• _Data under study_:
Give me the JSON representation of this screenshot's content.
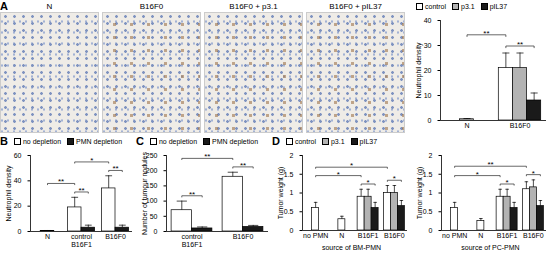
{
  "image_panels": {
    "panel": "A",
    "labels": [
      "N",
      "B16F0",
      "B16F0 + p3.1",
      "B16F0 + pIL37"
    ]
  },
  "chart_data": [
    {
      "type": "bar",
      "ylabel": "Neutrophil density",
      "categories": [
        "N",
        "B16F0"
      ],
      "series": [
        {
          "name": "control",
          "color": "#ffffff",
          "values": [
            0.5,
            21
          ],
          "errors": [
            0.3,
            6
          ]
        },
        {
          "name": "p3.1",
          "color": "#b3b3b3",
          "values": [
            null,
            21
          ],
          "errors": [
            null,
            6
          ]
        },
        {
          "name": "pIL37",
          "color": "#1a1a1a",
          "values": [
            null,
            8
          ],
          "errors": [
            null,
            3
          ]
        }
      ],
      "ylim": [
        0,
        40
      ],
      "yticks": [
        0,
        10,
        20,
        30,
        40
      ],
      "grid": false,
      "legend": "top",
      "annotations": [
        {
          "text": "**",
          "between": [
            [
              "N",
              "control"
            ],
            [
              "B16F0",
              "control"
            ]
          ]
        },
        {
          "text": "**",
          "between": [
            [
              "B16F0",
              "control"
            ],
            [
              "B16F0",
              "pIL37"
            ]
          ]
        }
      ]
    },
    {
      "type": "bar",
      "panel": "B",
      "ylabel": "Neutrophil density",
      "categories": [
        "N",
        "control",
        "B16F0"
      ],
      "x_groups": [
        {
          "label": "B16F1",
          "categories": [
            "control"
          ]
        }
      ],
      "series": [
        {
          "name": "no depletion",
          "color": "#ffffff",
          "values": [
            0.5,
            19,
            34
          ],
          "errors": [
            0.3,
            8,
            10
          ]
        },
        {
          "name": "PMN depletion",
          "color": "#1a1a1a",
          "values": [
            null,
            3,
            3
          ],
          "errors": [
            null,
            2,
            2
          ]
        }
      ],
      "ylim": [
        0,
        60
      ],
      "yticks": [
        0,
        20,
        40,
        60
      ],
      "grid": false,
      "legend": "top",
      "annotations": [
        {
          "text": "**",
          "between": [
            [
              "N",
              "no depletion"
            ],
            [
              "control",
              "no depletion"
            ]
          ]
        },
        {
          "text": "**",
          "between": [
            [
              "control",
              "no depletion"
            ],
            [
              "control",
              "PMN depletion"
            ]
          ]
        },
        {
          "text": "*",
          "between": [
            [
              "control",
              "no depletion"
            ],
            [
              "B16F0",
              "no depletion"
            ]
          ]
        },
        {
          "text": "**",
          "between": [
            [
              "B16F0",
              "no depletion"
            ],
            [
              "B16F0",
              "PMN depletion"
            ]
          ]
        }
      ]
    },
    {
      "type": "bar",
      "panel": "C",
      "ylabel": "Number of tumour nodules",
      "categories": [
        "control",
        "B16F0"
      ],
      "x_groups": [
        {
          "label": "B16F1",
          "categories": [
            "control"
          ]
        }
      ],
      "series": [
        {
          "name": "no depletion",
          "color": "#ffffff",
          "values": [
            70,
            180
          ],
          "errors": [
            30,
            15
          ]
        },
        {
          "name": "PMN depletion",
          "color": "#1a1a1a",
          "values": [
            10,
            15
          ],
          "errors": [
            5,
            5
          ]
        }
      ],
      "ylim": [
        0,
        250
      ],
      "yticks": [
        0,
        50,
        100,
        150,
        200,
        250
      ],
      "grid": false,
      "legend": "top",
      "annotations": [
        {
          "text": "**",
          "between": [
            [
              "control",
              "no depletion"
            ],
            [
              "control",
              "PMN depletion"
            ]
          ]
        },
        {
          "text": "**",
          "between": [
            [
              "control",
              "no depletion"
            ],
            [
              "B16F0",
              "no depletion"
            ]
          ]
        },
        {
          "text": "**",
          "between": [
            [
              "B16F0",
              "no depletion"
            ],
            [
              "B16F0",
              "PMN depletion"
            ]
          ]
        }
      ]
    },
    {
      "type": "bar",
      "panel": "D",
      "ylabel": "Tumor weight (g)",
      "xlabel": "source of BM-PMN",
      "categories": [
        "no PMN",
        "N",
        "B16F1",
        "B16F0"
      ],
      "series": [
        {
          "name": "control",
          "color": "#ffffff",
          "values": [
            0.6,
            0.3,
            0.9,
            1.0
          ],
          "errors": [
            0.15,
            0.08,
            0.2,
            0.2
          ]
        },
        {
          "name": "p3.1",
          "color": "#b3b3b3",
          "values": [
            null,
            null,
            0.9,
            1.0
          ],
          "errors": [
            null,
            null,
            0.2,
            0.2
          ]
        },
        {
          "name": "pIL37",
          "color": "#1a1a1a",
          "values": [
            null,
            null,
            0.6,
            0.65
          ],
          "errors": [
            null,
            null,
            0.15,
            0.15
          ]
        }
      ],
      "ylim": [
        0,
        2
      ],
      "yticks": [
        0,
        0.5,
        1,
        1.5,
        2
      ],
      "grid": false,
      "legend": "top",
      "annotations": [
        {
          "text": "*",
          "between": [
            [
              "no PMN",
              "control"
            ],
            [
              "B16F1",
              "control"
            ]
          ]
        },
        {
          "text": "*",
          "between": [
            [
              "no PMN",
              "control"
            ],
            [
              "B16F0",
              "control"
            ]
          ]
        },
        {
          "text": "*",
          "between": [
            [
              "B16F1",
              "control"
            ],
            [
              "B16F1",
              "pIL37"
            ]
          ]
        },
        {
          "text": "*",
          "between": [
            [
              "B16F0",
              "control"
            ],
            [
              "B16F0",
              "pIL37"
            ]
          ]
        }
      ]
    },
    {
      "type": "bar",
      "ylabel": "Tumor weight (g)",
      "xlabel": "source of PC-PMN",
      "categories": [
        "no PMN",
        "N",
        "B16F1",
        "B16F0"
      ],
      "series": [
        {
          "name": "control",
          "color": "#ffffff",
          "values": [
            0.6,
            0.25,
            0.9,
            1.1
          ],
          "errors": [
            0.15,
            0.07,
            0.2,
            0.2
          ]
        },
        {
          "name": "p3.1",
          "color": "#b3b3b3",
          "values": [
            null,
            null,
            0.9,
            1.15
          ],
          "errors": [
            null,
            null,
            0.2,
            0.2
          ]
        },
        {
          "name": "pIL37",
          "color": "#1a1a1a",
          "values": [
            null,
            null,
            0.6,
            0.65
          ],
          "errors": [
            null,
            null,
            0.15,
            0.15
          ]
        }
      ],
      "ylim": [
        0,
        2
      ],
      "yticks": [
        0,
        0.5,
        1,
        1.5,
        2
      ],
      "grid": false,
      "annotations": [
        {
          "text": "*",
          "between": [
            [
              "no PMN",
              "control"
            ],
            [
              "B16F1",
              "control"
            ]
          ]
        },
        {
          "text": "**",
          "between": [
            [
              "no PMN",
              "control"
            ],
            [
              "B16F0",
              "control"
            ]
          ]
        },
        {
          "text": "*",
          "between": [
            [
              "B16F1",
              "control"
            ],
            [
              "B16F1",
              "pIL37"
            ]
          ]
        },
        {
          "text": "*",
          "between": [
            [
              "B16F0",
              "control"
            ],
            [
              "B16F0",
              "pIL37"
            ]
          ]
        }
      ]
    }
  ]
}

• _Assignment_:
Look through the listing above. Pick out each line with "xlabel" and copy it.

• _Task answer_:
      "xlabel": "source of BM-PMN",
      "xlabel": "source of PC-PMN",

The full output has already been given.